#### [EXERCISE PROMPT]
Extract the full set of records, then give each one again exactly.

#### [TASK MATERIAL]
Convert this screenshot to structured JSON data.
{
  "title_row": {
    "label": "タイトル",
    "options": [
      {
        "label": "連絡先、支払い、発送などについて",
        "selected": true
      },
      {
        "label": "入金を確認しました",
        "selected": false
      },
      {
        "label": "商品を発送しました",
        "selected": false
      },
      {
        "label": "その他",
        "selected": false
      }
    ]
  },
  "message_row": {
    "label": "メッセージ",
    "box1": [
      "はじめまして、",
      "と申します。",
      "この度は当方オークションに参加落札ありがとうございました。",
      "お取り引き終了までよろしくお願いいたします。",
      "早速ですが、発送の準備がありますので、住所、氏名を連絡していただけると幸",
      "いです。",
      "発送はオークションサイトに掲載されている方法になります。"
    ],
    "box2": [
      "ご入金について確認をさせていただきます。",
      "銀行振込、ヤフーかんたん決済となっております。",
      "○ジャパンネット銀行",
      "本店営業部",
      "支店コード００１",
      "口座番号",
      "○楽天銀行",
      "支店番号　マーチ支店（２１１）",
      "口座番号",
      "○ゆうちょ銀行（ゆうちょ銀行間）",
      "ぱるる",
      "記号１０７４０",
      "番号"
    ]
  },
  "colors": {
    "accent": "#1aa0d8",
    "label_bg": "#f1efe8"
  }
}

#### [RESULT OF THIS TASK]
Convert this screenshot to structured JSON data.
{
  "title_row": {
    "label": "タイトル",
    "options": [
      {
        "label": "連絡先、支払い、発送などについて",
        "selected": true
      },
      {
        "label": "入金を確認しました",
        "selected": false
      },
      {
        "label": "商品を発送しました",
        "selected": false
      },
      {
        "label": "その他",
        "selected": false
      }
    ]
  },
  "message_row": {
    "label": "メッセージ",
    "box1": [
      "はじめまして、",
      "と申します。",
      "この度は当方オークションに参加落札ありがとうございました。",
      "お取り引き終了までよろしくお願いいたします。",
      "早速ですが、発送の準備がありますので、住所、氏名を連絡していただけると幸",
      "いです。",
      "発送はオークションサイトに掲載されている方法になります。"
    ],
    "box2": [
      "ご入金について確認をさせていただきます。",
      "銀行振込、ヤフーかんたん決済となっております。",
      "○ジャパンネット銀行",
      "本店営業部",
      "支店コード００１",
      "口座番号",
      "○楽天銀行",
      "支店番号　マーチ支店（２１１）",
      "口座番号",
      "○ゆうちょ銀行（ゆうちょ銀行間）",
      "ぱるる",
      "記号１０７４０",
      "番号"
    ]
  },
  "colors": {
    "accent": "#1aa0d8",
    "label_bg": "#f1efe8"
  }
}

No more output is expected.